-- What you should do --
Render every one of the rows below as a numbered list, with blank lines and pictures left out.

═════ Rows

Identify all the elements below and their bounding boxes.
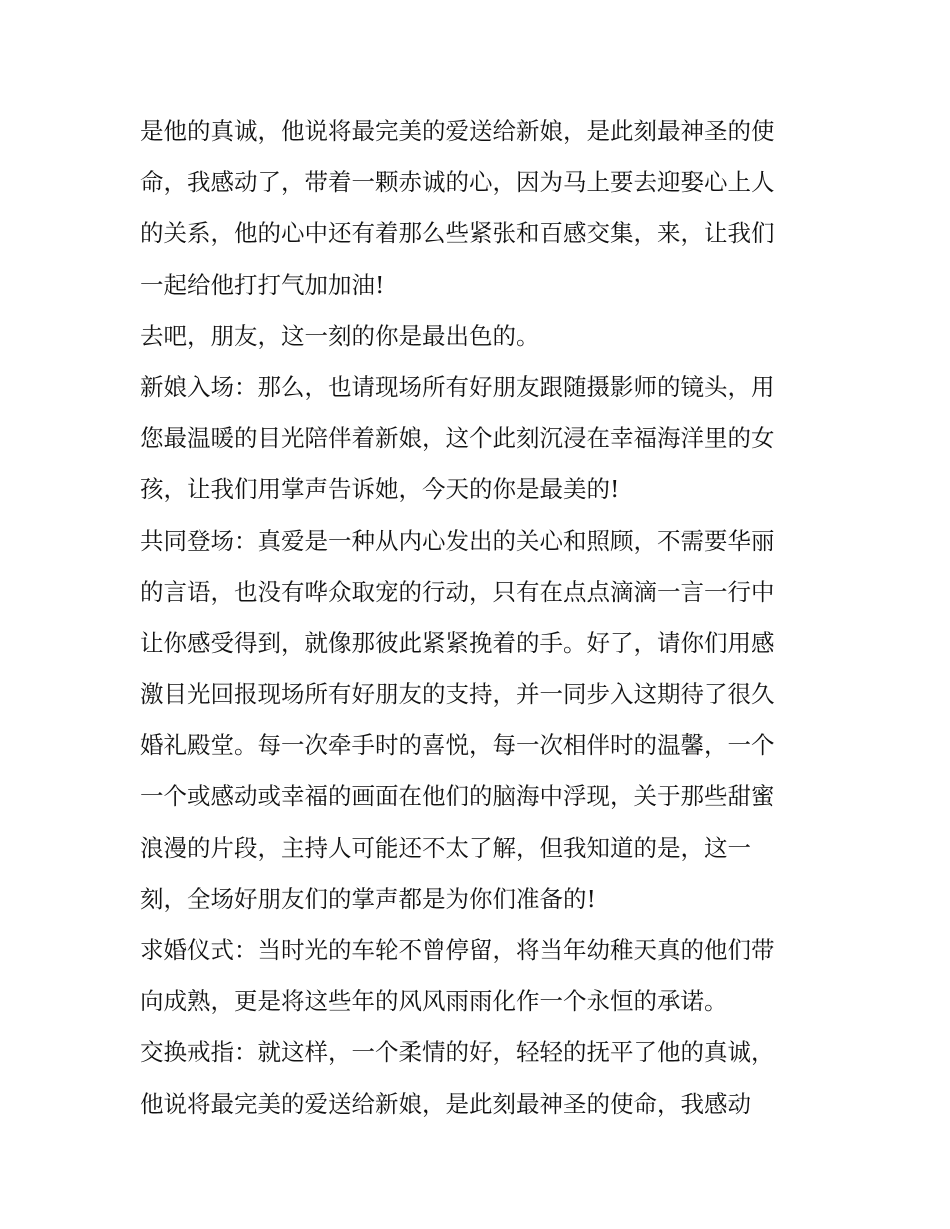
text-line: 激目光回报现场所有好朋友的支持，并一同步入这期待了很久: [140, 680, 775, 709]
text-line: 浪漫的片段，主持人可能还不太了解，但我知道的是，这一: [140, 833, 751, 862]
text-line: 交换戒指：就这样，一个柔情的好，轻轻的抚平了他的真诚，: [140, 1038, 775, 1067]
text-line: 您最温暖的目光陪伴着新娘，这个此刻沉浸在幸福海洋里的女: [140, 424, 775, 453]
text-line: 命，我感动了，带着一颗赤诚的心，因为马上要去迎娶心上人: [140, 168, 775, 197]
text-line: 孩，让我们用掌声告诉她，今天的你是最美的!: [140, 475, 620, 504]
text-line: 让你感受得到，就像那彼此紧紧挽着的手。好了，请你们用感: [140, 628, 775, 657]
text-line: 他说将最完美的爱送给新娘，是此刻最神圣的使命，我感动: [140, 1089, 751, 1118]
text-line: 求婚仪式：当时光的车轮不曾停留，将当年幼稚天真的他们带: [140, 936, 775, 964]
body-text: [140, 106, 820, 1130]
text-line: 一起给他打打气加加油!: [140, 270, 385, 299]
text-line: 一个或感动或幸福的画面在他们的脑海中浮现，关于那些甜蜜: [140, 782, 775, 811]
text-line: 新娘入场：那么，也请现场所有好朋友跟随摄影师的镜头，用: [140, 372, 775, 401]
text-line: 向成熟，更是将这些年的风风雨雨化作一个永恒的承诺。: [140, 987, 728, 1016]
text-line: 是他的真诚，他说将最完美的爱送给新娘，是此刻最神圣的使: [140, 117, 775, 145]
text-line: 婚礼殿堂。每一次牵手时的喜悦，每一次相伴时的温馨，一个: [140, 731, 775, 760]
text-line: 的关系，他的心中还有着那么些紧张和百感交集，来，让我们: [140, 219, 775, 248]
text-line: 去吧，朋友，这一刻的你是最出色的。: [140, 321, 540, 350]
text-line: 刻，全场好朋友们的掌声都是为你们准备的!: [140, 884, 596, 913]
text-line: 共同登场：真爱是一种从内心发出的关心和照顾，不需要华丽: [140, 526, 775, 555]
text-line: 的言语，也没有哗众取宠的行动，只有在点点滴滴一言一行中: [140, 577, 775, 606]
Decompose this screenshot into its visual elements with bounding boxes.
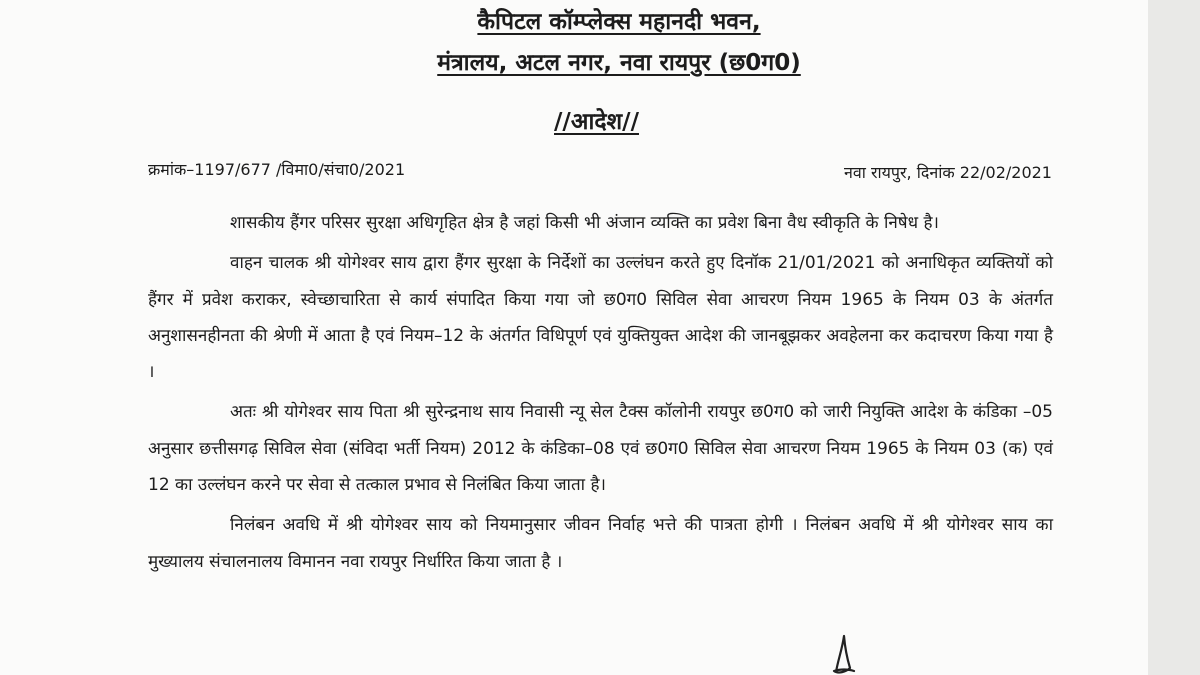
signature-mark xyxy=(820,628,870,675)
office-address-line-1: कैपिटल कॉम्प्लेक्स महानदी भवन, xyxy=(477,9,761,35)
paragraph-allowance-headquarters: निलंबन अवधि में श्री योगेश्वर साय को नियमानुसार जीवन निर्वाह भत्ते की पात्रता होगी । निलंबन अवधि में श्री योगेश्वर साय का मुख्यालय संचालनालय विमानन नवा रायपुर निर्धारित किया जाता है । xyxy=(148,515,1053,572)
office-address-line-2: मंत्रालय, अटल नगर, नवा रायपुर (छ0ग0) xyxy=(437,50,801,76)
paragraph-suspension: अतः श्री योगेश्वर साय पिता श्री सुरेन्द्रनाथ साय निवासी न्यू सेल टैक्स कॉलोनी रायपुर छ0ग0 को जारी नियुक्ति आदेश के कंडिका –05 अनुसार छत्तीसगढ़ सिविल सेवा (संविदा भर्ती नियम) 2012 के कंडिका–08 एवं छ0ग0 सिविल सेवा आचरण नियम 1965 के नियम 03 (क) एवं 12 का उल्लंघन करने पर सेवा से तत्काल प्रभाव से निलंबित किया जाता है। xyxy=(148,402,1053,496)
page-margin-strip xyxy=(1148,0,1200,675)
order-body xyxy=(148,205,1053,584)
place-date: नवा रायपुर, दिनांक 22/02/2021 xyxy=(843,163,1052,182)
order-title: //आदेश// xyxy=(554,109,639,135)
paragraph-violation: वाहन चालक श्री योगेश्वर साय द्वारा हैंगर सुरक्षा के निर्देशों का उल्लंघन करते हुए दिनॉक 21/01/2021 को अनाधिकृत व्यक्तियों को हैंगर में प्रवेश कराकर, स्वेच्छाचारिता से कार्य संपादित किया गया जो छ0ग0 सिविल सेवा आचरण नियम 1965 के नियम 03 के अंतर्गत अनुशासनहीनता की श्रेणी में आता है एवं नियम–12 के अंतर्गत विधिपूर्ण एवं युक्तियुक्त आदेश की जानबूझकर अवहेलना कर कदाचरण किया गया है । xyxy=(148,253,1053,383)
paragraph-security-zone: शासकीय हैंगर परिसर सुरक्षा अधिगृहित क्षेत्र है जहां किसी भी अंजान व्यक्ति का प्रवेश बिना वैध स्वीकृति के निषेध है। xyxy=(230,213,939,233)
reference-number: क्रमांक–1197/677 /विमा0/संचा0/2021 xyxy=(148,160,406,179)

══════════

-- Worked solution --
1. Identify all the elements below and their bounding boxes.
2. text-line: 激目光回报现场所有好朋友的支持，并一同步入这期待了很久: [140, 680, 775, 709]
3. text-line: 浪漫的片段，主持人可能还不太了解，但我知道的是，这一: [140, 833, 751, 862]
4. text-line: 交换戒指：就这样，一个柔情的好，轻轻的抚平了他的真诚，: [140, 1038, 775, 1067]
5. text-line: 您最温暖的目光陪伴着新娘，这个此刻沉浸在幸福海洋里的女: [140, 424, 775, 453]
6. text-line: 命，我感动了，带着一颗赤诚的心，因为马上要去迎娶心上人: [140, 168, 775, 197]
7. text-line: 孩，让我们用掌声告诉她，今天的你是最美的!: [140, 475, 620, 504]
8. text-line: 让你感受得到，就像那彼此紧紧挽着的手。好了，请你们用感: [140, 628, 775, 657]
9. text-line: 他说将最完美的爱送给新娘，是此刻最神圣的使命，我感动: [140, 1089, 751, 1118]
10. text-line: 求婚仪式：当时光的车轮不曾停留，将当年幼稚天真的他们带: [140, 936, 775, 964]
11. body-text: [140, 106, 820, 1130]
12. text-line: 一起给他打打气加加油!: [140, 270, 385, 299]
13. text-line: 一个或感动或幸福的画面在他们的脑海中浮现，关于那些甜蜜: [140, 782, 775, 811]
14. text-line: 新娘入场：那么，也请现场所有好朋友跟随摄影师的镜头，用: [140, 372, 775, 401]
15. text-line: 向成熟，更是将这些年的风风雨雨化作一个永恒的承诺。: [140, 987, 728, 1016]
16. text-line: 是他的真诚，他说将最完美的爱送给新娘，是此刻最神圣的使: [140, 117, 775, 145]
17. text-line: 婚礼殿堂。每一次牵手时的喜悦，每一次相伴时的温馨，一个: [140, 731, 775, 760]
18. text-line: 的关系，他的心中还有着那么些紧张和百感交集，来，让我们: [140, 219, 775, 248]
19. text-line: 去吧，朋友，这一刻的你是最出色的。: [140, 321, 540, 350]
20. text-line: 刻，全场好朋友们的掌声都是为你们准备的!: [140, 884, 596, 913]
21. text-line: 共同登场：真爱是一种从内心发出的关心和照顾，不需要华丽: [140, 526, 775, 555]
22. text-line: 的言语，也没有哗众取宠的行动，只有在点点滴滴一言一行中: [140, 577, 775, 606]
23. Decompose this screenshot into its visual elements with bounding boxes.
24. signature-mark xyxy=(820,628,870,675)
25. office-address-line-1: कैपिटल कॉम्प्लेक्स महानदी भवन, xyxy=(477,9,761,35)
26. paragraph-allowance-headquarters: निलंबन अवधि में श्री योगेश्वर साय को नियमानुसार जीवन निर्वाह भत्ते की पात्रता होगी । निलंबन अवधि में श्री योगेश्वर साय का मुख्यालय संचालनालय विमानन नवा रायपुर निर्धारित किया जाता है । xyxy=(148,515,1053,572)
27. office-address-line-2: मंत्रालय, अटल नगर, नवा रायपुर (छ0ग0) xyxy=(437,50,801,76)
28. paragraph-suspension: अतः श्री योगेश्वर साय पिता श्री सुरेन्द्रनाथ साय निवासी न्यू सेल टैक्स कॉलोनी रायपुर छ0ग0 को जारी नियुक्ति आदेश के कंडिका –05 अनुसार छत्तीसगढ़ सिविल सेवा (संविदा भर्ती नियम) 2012 के कंडिका–08 एवं छ0ग0 सिविल सेवा आचरण नियम 1965 के नियम 03 (क) एवं 12 का उल्लंघन करने पर सेवा से तत्काल प्रभाव से निलंबित किया जाता है। xyxy=(148,402,1053,496)
29. page-margin-strip xyxy=(1148,0,1200,675)
30. order-body xyxy=(148,205,1053,584)
31. place-date: नवा रायपुर, दिनांक 22/02/2021 xyxy=(843,163,1052,182)
32. order-title: //आदेश// xyxy=(554,109,639,135)
33. paragraph-violation: वाहन चालक श्री योगेश्वर साय द्वारा हैंगर सुरक्षा के निर्देशों का उल्लंघन करते हुए दिनॉक 21/01/2021 को अनाधिकृत व्यक्तियों को हैंगर में प्रवेश कराकर, स्वेच्छाचारिता से कार्य संपादित किया गया जो छ0ग0 सिविल सेवा आचरण नियम 1965 के नियम 03 के अंतर्गत अनुशासनहीनता की श्रेणी में आता है एवं नियम–12 के अंतर्गत विधिपूर्ण एवं युक्तियुक्त आदेश की जानबूझकर अवहेलना कर कदाचरण किया गया है । xyxy=(148,253,1053,383)
34. paragraph-security-zone: शासकीय हैंगर परिसर सुरक्षा अधिगृहित क्षेत्र है जहां किसी भी अंजान व्यक्ति का प्रवेश बिना वैध स्वीकृति के निषेध है। xyxy=(230,213,939,233)
35. reference-number: क्रमांक–1197/677 /विमा0/संचा0/2021 xyxy=(148,160,406,179)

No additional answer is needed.